TEXT SHOWN:
◆ ◆ ◆ ◆ ◆ ◆ ◆
There's still a cautious entry into the emerging deregulated market, with marketer skepticism mostly traced to the $20 billion utility market in California.
California, the only state so far to fully deregulate electricity, has suffered from unfulfilled expectations, and an unlucky confluence of events has had a chilling effect on marketing plans across the country.
California was expected to provide a robust start for consumers having the freedom to choose an electric service provider. However, of the about 10 million Californians who could have switched electric utility providers, so far a little more than 1% have done so.
PROBLEMS FOR CONSUMERS
Problems began when several hundred marketers signed up to offer electric service in California. Consumer mailboxes filled with mailings touting benefits like environmentally friendly energy, big savings and friendlier service.
Then the Jan. 1 kickoff date for deregulation was pushed back to March 31 because of state computer glitches. Wary consumers wondered if they should switch when the computers that handle the switching and billing maybe weren't quite ready.
Then came a spate of media reports on potential fraud by unscrupulous electricity marketers.
Finally, Enron Corp., one of the biggest marketers-expected eventually to spend up to $50 million in California-pulled all its consumer advertising and marketing efforts, and abandoned California's residential electricity market.
Enron still isn't doing any advertising locally or nationally. A spokesman said the company will focus on attracting large business customers until a consumer transition period-which he estimated at two to four years-has passed.
"We'll do very little if any advertising, maybe some business-to-business," the spokesman said. "Advertising is a very costly endeavor and if only a handful of customers act, it's not really worth it."
WPP Group set up the New York office of its Conquest group to handle Enron.
Some marketers and media blamed California's sputtering start on DDB Needham Worldwide, Los Angeles, which handled the state-mandated education campaign on the impending deregulation.
The state allocated about $80 million for the education program, but only $20 million was spent on paid media, and half of that went to ethnic advertising.
"The cornerstone of the campaign was consumer education, not to get people to switch. The point of this was to understand that things are changing and, if anything, maybe to see that you don't need to make a change," said Russel Wohlworth, DDB Needham project manager for the campaign. "It irritates me that people thought we would instantly change people's longtime behavior with a $10 million general ad campaign. It just doesn't happen like that."
◆ ◆ ◆ ◆ ◆ ◆ ◆
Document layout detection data

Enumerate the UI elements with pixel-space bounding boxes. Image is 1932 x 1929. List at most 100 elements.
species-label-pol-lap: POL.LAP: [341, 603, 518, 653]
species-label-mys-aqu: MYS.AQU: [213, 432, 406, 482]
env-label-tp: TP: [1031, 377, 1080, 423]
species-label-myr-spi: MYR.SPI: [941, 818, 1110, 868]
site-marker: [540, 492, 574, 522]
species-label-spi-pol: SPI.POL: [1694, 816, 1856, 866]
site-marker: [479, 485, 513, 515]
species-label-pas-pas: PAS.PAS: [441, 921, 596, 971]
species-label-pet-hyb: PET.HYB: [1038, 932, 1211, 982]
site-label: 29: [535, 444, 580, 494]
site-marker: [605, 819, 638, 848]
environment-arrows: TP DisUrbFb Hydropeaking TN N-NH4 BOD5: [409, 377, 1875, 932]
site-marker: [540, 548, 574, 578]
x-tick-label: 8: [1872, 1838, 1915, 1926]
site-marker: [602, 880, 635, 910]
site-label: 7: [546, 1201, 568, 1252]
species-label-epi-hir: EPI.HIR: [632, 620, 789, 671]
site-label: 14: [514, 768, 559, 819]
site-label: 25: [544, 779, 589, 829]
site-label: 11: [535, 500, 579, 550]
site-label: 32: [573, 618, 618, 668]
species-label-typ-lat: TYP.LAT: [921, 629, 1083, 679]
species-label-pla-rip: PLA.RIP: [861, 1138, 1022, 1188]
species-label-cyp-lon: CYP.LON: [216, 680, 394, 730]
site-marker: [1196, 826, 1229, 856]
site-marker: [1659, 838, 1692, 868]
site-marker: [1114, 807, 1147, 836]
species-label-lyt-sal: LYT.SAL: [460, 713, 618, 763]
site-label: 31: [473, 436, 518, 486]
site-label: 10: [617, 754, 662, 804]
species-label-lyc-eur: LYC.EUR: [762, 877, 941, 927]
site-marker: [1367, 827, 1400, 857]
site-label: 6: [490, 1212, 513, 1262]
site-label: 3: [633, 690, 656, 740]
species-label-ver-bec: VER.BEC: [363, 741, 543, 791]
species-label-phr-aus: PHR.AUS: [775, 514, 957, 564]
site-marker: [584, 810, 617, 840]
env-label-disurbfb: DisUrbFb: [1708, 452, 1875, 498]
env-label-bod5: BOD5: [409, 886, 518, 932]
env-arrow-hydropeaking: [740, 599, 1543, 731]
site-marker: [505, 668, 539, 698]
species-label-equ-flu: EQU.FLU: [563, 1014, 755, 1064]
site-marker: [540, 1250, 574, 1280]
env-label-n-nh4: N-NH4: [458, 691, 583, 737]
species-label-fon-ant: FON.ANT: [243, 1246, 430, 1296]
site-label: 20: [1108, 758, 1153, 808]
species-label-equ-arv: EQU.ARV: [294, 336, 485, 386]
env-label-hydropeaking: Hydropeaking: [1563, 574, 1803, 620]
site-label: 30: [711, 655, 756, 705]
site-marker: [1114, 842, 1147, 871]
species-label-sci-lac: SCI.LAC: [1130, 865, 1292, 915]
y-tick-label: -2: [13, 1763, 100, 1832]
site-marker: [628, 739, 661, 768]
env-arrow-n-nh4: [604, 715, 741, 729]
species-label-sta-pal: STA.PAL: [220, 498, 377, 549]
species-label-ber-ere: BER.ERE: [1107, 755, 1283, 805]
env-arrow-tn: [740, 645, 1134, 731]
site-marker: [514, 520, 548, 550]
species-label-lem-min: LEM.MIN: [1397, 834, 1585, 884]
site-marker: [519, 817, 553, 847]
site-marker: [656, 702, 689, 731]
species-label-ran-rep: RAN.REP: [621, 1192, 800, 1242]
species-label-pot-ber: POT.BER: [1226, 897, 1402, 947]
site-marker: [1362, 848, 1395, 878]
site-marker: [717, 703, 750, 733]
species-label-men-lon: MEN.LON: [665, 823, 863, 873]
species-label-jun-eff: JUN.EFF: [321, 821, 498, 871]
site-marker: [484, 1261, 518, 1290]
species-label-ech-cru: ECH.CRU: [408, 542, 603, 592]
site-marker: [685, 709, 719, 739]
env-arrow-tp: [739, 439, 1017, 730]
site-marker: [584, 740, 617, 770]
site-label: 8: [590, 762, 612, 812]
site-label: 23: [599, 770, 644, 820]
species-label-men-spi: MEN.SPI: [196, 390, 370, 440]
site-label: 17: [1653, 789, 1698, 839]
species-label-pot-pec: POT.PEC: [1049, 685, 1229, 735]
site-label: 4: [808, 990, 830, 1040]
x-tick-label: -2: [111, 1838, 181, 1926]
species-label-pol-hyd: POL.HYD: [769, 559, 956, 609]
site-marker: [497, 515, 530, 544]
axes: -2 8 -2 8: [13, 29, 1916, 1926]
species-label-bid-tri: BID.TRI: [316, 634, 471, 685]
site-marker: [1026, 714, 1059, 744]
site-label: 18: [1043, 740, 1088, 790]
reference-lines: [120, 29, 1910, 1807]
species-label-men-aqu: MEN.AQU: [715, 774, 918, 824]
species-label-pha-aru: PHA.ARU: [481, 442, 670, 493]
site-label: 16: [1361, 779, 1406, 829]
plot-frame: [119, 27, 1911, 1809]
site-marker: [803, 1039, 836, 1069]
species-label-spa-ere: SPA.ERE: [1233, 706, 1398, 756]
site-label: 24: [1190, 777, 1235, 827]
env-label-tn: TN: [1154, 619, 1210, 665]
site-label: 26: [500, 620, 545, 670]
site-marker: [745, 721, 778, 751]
◆ ◆ ◆ ◆ ◆ ◆ ◆
TASKS AND EXERCISES:
(a) List every dollar amount in the text on California's electricity deregulation, in the order it appears.
(b) Quote the text on California's electricity deregulation, starting with "California was expected" and going on through "have done so.".
The lines are separate material, apart from the text.

COMPLETED EXERCISE:
(a)
- $20 billion
- $50 million
- $80 million
- $20 million
- $10 million

(b)
California was expected to provide a robust start for consumers having the freedom to choose an electric service provider. However, of the about 10 million Californians who could have switched electric utility providers, so far a little more than 1% have done so.